--- SOURCE TEXT ---

One would need to be on a desert island to have not heard about the Humboldt Broncos tragedy. Such an immense loss connects people like nothing else. It makes daily life draw to a halt as a body tries to absorb the shockwaves. The ripples reach far, in this case, around the globe.
I am not a hockey mom. To my son’s chagrin, we had neither the finances nor the will to be in cold hockey arenas at 5:00 am on Saturday mornings to give him the option of hockey. But he is a true Canadian and plays hockey to this day, even if it meant an extra trip home to Edmonton to bring his hockey gear to the States where he now lives. Instead, our son played baseball — we exchanged cold arenas for pouring rain and freezing wind in the so-called “spring” of Alberta. His sisters all watched and cheered from an early age. Our youngest had her diapers changed in the back of the station wagon, and many “spits” were consumed over the years. I shouldn’t brag, but our son was a great pitcher. He could have gone somewhere (says every son’s mom) except he sprouted like a weed to his present 6’6″ and continued pitching would have done damage to his elbow. And that phase of life ended.

--- MATERIAL PROVIDED ---

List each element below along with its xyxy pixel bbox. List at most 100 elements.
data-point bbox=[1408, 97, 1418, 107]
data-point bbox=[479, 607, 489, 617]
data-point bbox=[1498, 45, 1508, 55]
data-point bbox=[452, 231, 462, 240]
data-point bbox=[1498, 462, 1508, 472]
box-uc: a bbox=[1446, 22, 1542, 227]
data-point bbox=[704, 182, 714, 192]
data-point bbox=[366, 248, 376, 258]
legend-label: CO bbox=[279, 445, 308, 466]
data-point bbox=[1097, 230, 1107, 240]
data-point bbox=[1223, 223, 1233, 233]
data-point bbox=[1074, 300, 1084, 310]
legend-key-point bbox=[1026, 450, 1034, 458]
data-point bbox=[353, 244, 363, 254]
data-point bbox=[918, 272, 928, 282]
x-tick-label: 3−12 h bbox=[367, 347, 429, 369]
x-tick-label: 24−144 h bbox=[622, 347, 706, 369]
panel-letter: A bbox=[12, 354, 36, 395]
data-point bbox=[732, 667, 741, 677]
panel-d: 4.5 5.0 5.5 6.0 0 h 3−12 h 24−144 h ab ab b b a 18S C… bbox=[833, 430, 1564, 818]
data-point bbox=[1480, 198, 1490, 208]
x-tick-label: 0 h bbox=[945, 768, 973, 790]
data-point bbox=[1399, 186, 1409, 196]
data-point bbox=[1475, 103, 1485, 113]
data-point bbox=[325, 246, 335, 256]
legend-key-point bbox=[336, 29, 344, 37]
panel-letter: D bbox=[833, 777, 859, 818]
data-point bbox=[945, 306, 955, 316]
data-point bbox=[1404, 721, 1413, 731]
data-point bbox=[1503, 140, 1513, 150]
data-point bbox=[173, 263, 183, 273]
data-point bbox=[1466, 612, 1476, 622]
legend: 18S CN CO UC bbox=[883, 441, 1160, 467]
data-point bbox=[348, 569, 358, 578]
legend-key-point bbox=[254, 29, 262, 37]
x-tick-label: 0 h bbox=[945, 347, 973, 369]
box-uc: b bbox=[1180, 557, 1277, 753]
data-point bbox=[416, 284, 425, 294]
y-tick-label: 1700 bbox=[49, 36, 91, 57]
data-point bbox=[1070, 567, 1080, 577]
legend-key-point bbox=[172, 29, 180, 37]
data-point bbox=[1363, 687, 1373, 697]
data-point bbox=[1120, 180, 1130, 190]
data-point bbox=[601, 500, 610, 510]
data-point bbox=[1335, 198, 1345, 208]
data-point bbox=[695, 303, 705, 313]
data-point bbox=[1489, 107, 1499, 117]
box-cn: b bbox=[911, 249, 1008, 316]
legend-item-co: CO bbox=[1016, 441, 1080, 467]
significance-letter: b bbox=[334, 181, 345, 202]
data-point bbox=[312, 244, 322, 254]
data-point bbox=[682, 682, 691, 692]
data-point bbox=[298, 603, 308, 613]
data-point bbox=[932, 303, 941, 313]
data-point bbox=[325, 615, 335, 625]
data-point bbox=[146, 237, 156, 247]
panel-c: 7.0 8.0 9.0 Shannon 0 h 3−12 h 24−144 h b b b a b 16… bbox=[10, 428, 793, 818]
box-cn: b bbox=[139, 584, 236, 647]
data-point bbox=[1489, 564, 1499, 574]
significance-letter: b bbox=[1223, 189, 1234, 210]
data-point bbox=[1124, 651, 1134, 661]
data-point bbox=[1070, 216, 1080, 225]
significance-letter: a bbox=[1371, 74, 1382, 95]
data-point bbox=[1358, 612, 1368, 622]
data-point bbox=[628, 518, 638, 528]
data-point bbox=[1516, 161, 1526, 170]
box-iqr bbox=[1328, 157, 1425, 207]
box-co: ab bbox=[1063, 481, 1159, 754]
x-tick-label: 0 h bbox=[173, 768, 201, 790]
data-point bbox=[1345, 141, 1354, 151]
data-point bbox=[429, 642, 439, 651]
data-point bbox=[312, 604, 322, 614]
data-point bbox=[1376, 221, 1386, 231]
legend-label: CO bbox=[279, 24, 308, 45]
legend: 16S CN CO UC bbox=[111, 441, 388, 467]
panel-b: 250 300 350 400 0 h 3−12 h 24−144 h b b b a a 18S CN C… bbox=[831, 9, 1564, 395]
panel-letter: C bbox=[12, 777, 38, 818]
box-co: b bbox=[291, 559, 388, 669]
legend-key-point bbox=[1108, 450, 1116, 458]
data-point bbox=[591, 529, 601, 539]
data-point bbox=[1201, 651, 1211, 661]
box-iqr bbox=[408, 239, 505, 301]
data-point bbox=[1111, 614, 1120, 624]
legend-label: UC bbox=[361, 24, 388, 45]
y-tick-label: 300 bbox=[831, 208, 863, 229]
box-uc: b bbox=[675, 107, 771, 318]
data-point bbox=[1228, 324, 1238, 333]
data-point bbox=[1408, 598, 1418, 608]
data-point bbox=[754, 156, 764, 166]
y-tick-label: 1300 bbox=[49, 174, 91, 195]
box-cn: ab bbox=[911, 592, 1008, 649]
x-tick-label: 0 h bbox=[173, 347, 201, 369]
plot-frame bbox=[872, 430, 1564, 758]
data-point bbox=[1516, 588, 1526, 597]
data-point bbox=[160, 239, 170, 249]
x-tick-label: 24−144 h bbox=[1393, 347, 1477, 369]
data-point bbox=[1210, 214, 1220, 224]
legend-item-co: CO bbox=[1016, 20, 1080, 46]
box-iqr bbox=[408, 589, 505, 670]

---

**WHAT YOU HAVE TO DO**
Can you reproduce the passage of the Humboldt Broncos piece from "I am not a hockey" up to and including "of life ended."?

**TASK RESPONSE**
I am not a hockey mom. To my son’s chagrin, we had neither the finances nor the will to be in cold hockey arenas at 5:00 am on Saturday mornings to give him the option of hockey. But he is a true Canadian and plays hockey to this day, even if it meant an extra trip home to Edmonton to bring his hockey gear to the States where he now lives. Instead, our son played baseball — we exchanged cold arenas for pouring rain and freezing wind in the so-called “spring” of Alberta. His sisters all watched and cheered from an early age. Our youngest had her diapers changed in the back of the station wagon, and many “spits” were consumed over the years. I shouldn’t brag, but our son was a great pitcher. He could have gone somewhere (says every son’s mom) except he sprouted like a weed to his present 6’6″ and continued pitching would have done damage to his elbow. And that phase of life ended.